» **YOUR TASK**
Give only the number of lines in the data that contain the word "Сампо".

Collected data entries
════════════════════

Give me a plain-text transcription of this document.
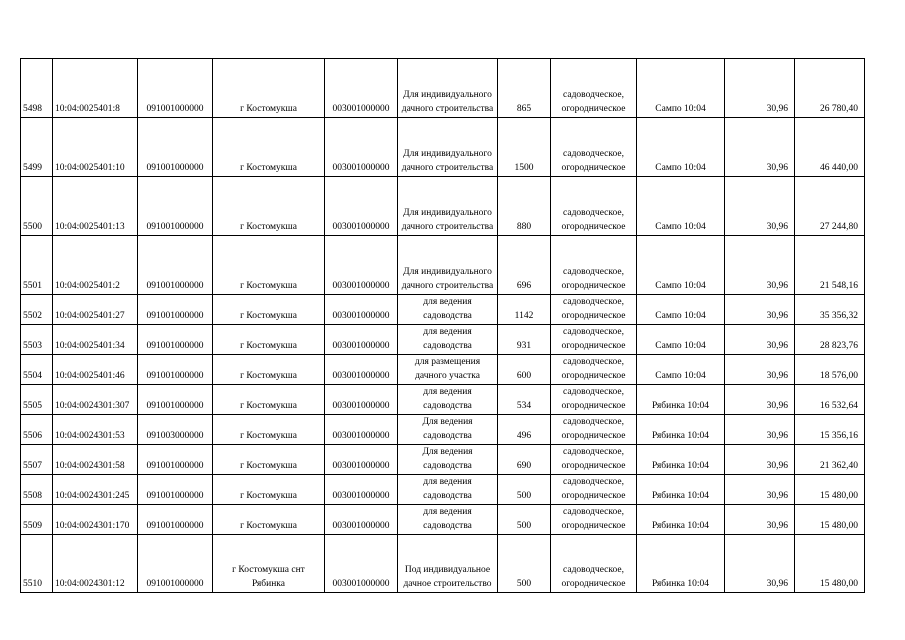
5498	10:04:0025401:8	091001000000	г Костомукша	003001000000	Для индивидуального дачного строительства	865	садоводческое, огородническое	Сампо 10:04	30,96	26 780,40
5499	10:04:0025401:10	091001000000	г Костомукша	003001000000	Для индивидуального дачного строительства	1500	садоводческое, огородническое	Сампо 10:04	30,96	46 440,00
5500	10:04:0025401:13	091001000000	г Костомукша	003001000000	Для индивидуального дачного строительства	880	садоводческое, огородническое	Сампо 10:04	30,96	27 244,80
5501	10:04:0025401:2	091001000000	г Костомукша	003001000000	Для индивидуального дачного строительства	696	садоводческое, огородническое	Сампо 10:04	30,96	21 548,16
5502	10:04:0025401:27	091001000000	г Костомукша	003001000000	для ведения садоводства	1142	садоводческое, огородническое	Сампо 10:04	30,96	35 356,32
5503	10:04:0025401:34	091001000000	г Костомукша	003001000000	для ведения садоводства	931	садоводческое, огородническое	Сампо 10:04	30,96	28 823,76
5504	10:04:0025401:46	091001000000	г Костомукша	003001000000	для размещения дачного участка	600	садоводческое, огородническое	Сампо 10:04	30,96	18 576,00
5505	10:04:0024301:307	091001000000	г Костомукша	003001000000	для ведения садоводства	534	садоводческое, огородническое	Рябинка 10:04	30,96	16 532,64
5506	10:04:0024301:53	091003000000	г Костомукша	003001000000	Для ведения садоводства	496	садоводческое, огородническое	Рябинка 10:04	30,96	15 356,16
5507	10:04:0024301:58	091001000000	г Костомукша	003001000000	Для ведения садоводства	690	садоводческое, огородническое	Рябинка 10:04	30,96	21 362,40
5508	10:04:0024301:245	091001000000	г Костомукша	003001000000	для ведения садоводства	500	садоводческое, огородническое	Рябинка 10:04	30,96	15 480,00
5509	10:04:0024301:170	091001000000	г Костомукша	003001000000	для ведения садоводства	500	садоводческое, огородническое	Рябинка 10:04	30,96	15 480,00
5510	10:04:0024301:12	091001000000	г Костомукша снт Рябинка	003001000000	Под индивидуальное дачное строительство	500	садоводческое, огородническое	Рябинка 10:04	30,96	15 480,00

════════════════════

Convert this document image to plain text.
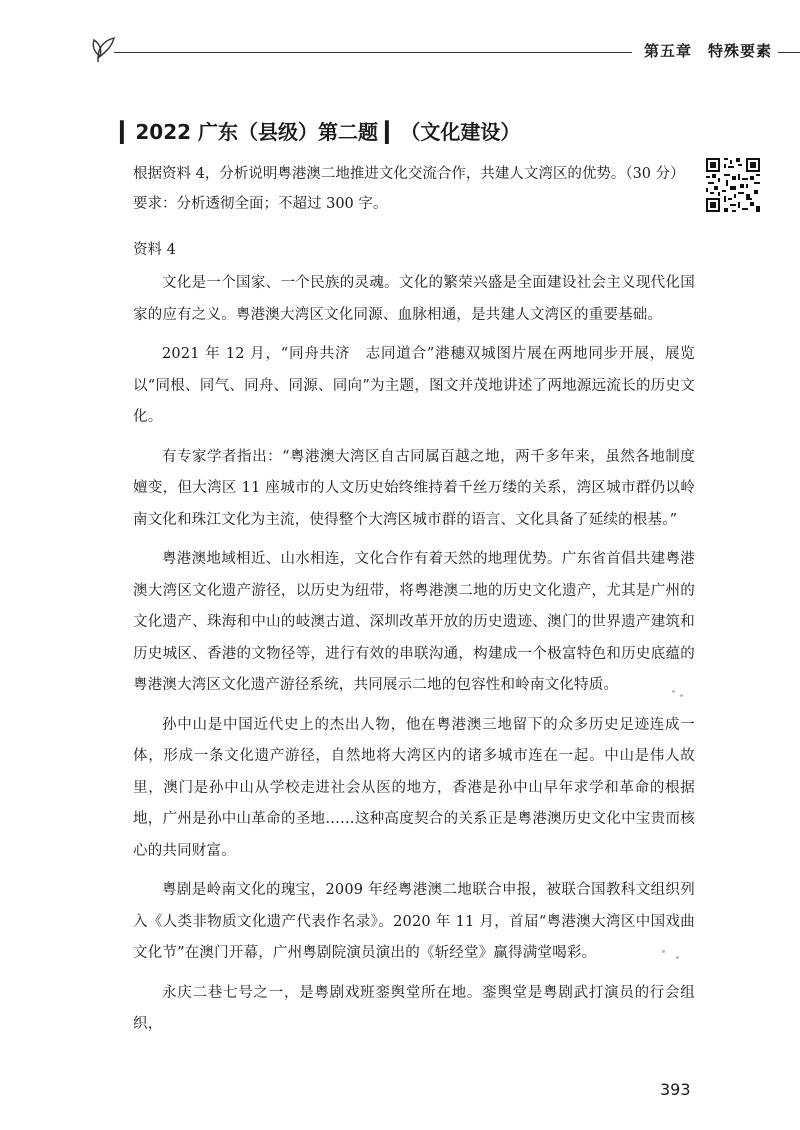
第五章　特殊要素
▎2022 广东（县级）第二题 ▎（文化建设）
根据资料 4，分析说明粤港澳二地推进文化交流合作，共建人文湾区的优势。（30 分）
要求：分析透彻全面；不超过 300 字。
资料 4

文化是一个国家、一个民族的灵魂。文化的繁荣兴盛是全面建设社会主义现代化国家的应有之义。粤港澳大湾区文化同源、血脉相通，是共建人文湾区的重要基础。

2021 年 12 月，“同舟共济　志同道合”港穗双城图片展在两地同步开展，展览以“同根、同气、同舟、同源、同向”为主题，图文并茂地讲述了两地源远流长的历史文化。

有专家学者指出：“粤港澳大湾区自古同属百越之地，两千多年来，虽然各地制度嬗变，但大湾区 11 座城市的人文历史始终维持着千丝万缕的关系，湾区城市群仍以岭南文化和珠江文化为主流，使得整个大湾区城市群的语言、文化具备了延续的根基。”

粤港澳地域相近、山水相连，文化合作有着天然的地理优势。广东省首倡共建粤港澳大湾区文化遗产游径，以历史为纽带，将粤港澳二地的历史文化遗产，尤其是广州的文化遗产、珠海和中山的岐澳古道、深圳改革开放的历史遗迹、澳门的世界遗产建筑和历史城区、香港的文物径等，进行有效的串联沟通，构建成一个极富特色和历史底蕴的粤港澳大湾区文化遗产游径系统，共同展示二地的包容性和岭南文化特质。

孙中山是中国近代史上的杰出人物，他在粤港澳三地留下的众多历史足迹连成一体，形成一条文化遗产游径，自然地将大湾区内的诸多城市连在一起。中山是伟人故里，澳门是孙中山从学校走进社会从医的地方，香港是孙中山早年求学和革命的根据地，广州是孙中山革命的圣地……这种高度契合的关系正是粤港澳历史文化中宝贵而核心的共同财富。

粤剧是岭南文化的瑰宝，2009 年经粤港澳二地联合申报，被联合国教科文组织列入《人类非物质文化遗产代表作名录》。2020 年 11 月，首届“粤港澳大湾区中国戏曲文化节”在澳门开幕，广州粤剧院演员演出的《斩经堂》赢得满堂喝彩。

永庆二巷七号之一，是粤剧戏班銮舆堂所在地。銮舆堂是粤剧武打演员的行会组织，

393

════════════════════

» **EXERCISE ANSWER**
7